# [Supplied records]
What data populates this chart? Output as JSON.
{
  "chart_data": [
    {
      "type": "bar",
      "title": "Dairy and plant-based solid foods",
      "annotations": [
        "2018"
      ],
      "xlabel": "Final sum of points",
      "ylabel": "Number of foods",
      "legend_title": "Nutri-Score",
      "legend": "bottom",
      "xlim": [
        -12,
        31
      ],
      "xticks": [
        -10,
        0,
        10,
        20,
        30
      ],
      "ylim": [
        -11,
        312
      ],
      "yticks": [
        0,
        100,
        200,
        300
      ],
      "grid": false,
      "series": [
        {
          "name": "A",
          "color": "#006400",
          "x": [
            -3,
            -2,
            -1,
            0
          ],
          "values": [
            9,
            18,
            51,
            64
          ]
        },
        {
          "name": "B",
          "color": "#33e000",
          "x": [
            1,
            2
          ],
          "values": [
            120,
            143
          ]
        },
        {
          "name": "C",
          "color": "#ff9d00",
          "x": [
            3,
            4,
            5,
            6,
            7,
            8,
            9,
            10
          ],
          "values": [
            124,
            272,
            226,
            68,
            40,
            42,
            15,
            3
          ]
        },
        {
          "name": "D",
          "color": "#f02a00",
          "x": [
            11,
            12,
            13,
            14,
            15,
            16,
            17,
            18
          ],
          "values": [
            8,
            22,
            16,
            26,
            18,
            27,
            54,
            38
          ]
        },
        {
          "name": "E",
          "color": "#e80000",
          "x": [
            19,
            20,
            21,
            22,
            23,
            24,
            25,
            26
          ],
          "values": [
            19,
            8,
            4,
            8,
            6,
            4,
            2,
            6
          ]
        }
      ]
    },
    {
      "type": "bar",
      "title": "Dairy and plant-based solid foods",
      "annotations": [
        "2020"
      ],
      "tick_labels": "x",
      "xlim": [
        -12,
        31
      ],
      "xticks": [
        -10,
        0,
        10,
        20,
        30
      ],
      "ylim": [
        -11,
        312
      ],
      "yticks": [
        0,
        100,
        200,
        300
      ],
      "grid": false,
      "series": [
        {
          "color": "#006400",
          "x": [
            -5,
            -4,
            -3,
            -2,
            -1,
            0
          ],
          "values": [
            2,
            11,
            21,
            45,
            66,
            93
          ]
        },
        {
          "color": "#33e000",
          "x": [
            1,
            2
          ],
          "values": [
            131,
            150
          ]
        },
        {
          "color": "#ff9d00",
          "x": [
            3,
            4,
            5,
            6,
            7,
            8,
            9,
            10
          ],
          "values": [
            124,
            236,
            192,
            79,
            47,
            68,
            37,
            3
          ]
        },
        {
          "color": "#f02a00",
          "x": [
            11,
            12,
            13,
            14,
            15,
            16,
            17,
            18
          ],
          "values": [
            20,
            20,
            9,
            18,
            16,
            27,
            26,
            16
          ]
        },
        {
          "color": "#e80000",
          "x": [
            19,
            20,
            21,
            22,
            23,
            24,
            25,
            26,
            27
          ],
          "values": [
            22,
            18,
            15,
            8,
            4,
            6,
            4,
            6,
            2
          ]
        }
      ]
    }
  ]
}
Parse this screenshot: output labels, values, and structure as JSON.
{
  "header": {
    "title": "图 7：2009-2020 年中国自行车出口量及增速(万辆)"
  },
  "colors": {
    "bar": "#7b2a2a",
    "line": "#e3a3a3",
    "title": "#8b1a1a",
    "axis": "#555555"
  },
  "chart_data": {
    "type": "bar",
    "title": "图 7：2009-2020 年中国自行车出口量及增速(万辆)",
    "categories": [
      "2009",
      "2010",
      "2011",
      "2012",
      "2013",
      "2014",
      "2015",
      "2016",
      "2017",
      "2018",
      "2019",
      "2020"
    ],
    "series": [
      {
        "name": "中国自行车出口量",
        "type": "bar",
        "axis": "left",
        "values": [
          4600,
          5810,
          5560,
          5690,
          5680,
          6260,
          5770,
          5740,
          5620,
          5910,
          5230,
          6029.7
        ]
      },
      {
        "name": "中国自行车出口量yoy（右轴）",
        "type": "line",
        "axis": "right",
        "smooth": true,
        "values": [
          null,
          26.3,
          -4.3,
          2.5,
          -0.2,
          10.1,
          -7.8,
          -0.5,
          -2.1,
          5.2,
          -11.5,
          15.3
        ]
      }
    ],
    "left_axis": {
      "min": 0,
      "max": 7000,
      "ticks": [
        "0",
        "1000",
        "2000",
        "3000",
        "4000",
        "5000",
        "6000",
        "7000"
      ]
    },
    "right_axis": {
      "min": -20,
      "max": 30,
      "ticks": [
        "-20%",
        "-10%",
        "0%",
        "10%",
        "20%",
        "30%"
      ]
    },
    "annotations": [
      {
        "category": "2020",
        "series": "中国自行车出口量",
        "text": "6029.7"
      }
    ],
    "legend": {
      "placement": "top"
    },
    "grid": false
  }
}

# [Work to complete]
Each line above must be reproduced exactly as it stands.

# [Solved problem]
What data populates this chart? Output as JSON.
{
  "chart_data": [
    {
      "type": "bar",
      "title": "Dairy and plant-based solid foods",
      "annotations": [
        "2018"
      ],
      "xlabel": "Final sum of points",
      "ylabel": "Number of foods",
      "legend_title": "Nutri-Score",
      "legend": "bottom",
      "xlim": [
        -12,
        31
      ],
      "xticks": [
        -10,
        0,
        10,
        20,
        30
      ],
      "ylim": [
        -11,
        312
      ],
      "yticks": [
        0,
        100,
        200,
        300
      ],
      "grid": false,
      "series": [
        {
          "name": "A",
          "color": "#006400",
          "x": [
            -3,
            -2,
            -1,
            0
          ],
          "values": [
            9,
            18,
            51,
            64
          ]
        },
        {
          "name": "B",
          "color": "#33e000",
          "x": [
            1,
            2
          ],
          "values": [
            120,
            143
          ]
        },
        {
          "name": "C",
          "color": "#ff9d00",
          "x": [
            3,
            4,
            5,
            6,
            7,
            8,
            9,
            10
          ],
          "values": [
            124,
            272,
            226,
            68,
            40,
            42,
            15,
            3
          ]
        },
        {
          "name": "D",
          "color": "#f02a00",
          "x": [
            11,
            12,
            13,
            14,
            15,
            16,
            17,
            18
          ],
          "values": [
            8,
            22,
            16,
            26,
            18,
            27,
            54,
            38
          ]
        },
        {
          "name": "E",
          "color": "#e80000",
          "x": [
            19,
            20,
            21,
            22,
            23,
            24,
            25,
            26
          ],
          "values": [
            19,
            8,
            4,
            8,
            6,
            4,
            2,
            6
          ]
        }
      ]
    },
    {
      "type": "bar",
      "title": "Dairy and plant-based solid foods",
      "annotations": [
        "2020"
      ],
      "tick_labels": "x",
      "xlim": [
        -12,
        31
      ],
      "xticks": [
        -10,
        0,
        10,
        20,
        30
      ],
      "ylim": [
        -11,
        312
      ],
      "yticks": [
        0,
        100,
        200,
        300
      ],
      "grid": false,
      "series": [
        {
          "color": "#006400",
          "x": [
            -5,
            -4,
            -3,
            -2,
            -1,
            0
          ],
          "values": [
            2,
            11,
            21,
            45,
            66,
            93
          ]
        },
        {
          "color": "#33e000",
          "x": [
            1,
            2
          ],
          "values": [
            131,
            150
          ]
        },
        {
          "color": "#ff9d00",
          "x": [
            3,
            4,
            5,
            6,
            7,
            8,
            9,
            10
          ],
          "values": [
            124,
            236,
            192,
            79,
            47,
            68,
            37,
            3
          ]
        },
        {
          "color": "#f02a00",
          "x": [
            11,
            12,
            13,
            14,
            15,
            16,
            17,
            18
          ],
          "values": [
            20,
            20,
            9,
            18,
            16,
            27,
            26,
            16
          ]
        },
        {
          "color": "#e80000",
          "x": [
            19,
            20,
            21,
            22,
            23,
            24,
            25,
            26,
            27
          ],
          "values": [
            22,
            18,
            15,
            8,
            4,
            6,
            4,
            6,
            2
          ]
        }
      ]
    }
  ]
}
Parse this screenshot: output labels, values, and structure as JSON.
{
  "header": {
    "title": "图 7：2009-2020 年中国自行车出口量及增速(万辆)"
  },
  "colors": {
    "bar": "#7b2a2a",
    "line": "#e3a3a3",
    "title": "#8b1a1a",
    "axis": "#555555"
  },
  "chart_data": {
    "type": "bar",
    "title": "图 7：2009-2020 年中国自行车出口量及增速(万辆)",
    "categories": [
      "2009",
      "2010",
      "2011",
      "2012",
      "2013",
      "2014",
      "2015",
      "2016",
      "2017",
      "2018",
      "2019",
      "2020"
    ],
    "series": [
      {
        "name": "中国自行车出口量",
        "type": "bar",
        "axis": "left",
        "values": [
          4600,
          5810,
          5560,
          5690,
          5680,
          6260,
          5770,
          5740,
          5620,
          5910,
          5230,
          6029.7
        ]
      },
      {
        "name": "中国自行车出口量yoy（右轴）",
        "type": "line",
        "axis": "right",
        "smooth": true,
        "values": [
          null,
          26.3,
          -4.3,
          2.5,
          -0.2,
          10.1,
          -7.8,
          -0.5,
          -2.1,
          5.2,
          -11.5,
          15.3
        ]
      }
    ],
    "left_axis": {
      "min": 0,
      "max": 7000,
      "ticks": [
        "0",
        "1000",
        "2000",
        "3000",
        "4000",
        "5000",
        "6000",
        "7000"
      ]
    },
    "right_axis": {
      "min": -20,
      "max": 30,
      "ticks": [
        "-20%",
        "-10%",
        "0%",
        "10%",
        "20%",
        "30%"
      ]
    },
    "annotations": [
      {
        "category": "2020",
        "series": "中国自行车出口量",
        "text": "6029.7"
      }
    ],
    "legend": {
      "placement": "top"
    },
    "grid": false
  }
}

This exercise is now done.